From the listing below, copy every line with the word "name".
* start *
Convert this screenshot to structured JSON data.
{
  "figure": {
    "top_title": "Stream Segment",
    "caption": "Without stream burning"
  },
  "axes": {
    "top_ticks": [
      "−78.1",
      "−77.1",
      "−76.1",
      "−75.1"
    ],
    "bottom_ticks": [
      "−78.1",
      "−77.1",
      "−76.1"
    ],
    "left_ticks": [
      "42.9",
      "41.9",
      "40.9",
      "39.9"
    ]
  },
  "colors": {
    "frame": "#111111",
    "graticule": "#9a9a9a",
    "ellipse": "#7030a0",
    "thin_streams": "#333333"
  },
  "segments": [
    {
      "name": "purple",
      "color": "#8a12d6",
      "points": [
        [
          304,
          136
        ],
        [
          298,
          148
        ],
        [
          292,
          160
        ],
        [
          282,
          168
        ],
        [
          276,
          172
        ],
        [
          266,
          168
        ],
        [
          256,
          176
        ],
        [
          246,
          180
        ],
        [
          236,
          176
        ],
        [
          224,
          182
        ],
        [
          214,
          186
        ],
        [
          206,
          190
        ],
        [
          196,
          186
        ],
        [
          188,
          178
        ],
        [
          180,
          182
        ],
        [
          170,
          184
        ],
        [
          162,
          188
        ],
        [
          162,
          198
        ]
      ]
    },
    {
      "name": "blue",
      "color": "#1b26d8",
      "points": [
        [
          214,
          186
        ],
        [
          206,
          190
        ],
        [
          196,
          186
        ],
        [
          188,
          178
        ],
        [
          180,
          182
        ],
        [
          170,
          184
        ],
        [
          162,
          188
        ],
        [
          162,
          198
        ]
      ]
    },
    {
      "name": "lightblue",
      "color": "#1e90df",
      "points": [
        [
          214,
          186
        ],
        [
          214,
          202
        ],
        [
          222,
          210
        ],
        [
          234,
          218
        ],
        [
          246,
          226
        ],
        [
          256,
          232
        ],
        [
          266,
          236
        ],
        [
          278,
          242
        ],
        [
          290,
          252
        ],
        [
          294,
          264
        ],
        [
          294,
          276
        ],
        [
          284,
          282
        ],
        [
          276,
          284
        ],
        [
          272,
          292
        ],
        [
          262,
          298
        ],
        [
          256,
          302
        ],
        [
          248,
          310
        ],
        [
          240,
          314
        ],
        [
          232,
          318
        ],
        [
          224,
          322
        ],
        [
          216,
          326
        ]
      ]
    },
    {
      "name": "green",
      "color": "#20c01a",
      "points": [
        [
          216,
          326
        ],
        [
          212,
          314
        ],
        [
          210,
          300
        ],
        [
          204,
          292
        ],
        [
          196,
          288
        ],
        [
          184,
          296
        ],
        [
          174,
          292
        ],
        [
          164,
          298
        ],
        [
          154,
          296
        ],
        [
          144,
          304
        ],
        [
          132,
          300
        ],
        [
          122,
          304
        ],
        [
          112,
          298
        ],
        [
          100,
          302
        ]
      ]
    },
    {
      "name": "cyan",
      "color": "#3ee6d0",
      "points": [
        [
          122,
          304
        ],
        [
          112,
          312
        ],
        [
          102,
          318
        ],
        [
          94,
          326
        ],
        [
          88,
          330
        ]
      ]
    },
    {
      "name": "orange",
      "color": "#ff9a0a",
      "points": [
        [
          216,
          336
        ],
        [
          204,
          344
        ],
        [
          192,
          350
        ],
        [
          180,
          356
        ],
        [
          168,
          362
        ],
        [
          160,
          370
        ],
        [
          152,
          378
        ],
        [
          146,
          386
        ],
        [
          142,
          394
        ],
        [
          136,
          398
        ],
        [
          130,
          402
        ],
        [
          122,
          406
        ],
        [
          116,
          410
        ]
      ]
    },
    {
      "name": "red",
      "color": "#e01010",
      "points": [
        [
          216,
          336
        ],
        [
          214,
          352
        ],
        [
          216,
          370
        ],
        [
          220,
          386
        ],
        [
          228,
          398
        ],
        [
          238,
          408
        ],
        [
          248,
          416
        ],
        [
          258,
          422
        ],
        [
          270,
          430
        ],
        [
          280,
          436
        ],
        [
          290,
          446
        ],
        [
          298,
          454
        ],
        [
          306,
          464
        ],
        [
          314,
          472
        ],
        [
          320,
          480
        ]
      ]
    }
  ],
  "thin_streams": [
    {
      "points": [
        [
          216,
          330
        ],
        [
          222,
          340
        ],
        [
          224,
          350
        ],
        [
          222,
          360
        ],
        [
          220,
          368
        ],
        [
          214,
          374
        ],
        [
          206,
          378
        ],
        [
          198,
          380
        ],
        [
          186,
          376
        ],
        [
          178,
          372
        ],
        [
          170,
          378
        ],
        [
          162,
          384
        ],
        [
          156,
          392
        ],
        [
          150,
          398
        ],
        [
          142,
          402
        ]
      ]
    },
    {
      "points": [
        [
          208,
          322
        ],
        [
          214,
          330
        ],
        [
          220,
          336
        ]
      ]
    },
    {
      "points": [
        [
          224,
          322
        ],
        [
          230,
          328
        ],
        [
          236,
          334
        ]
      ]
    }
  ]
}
* end *
# Exercise output:
      "name": "purple",
      "name": "blue",
      "name": "lightblue",
      "name": "green",
      "name": "cyan",
      "name": "orange",
      "name": "red",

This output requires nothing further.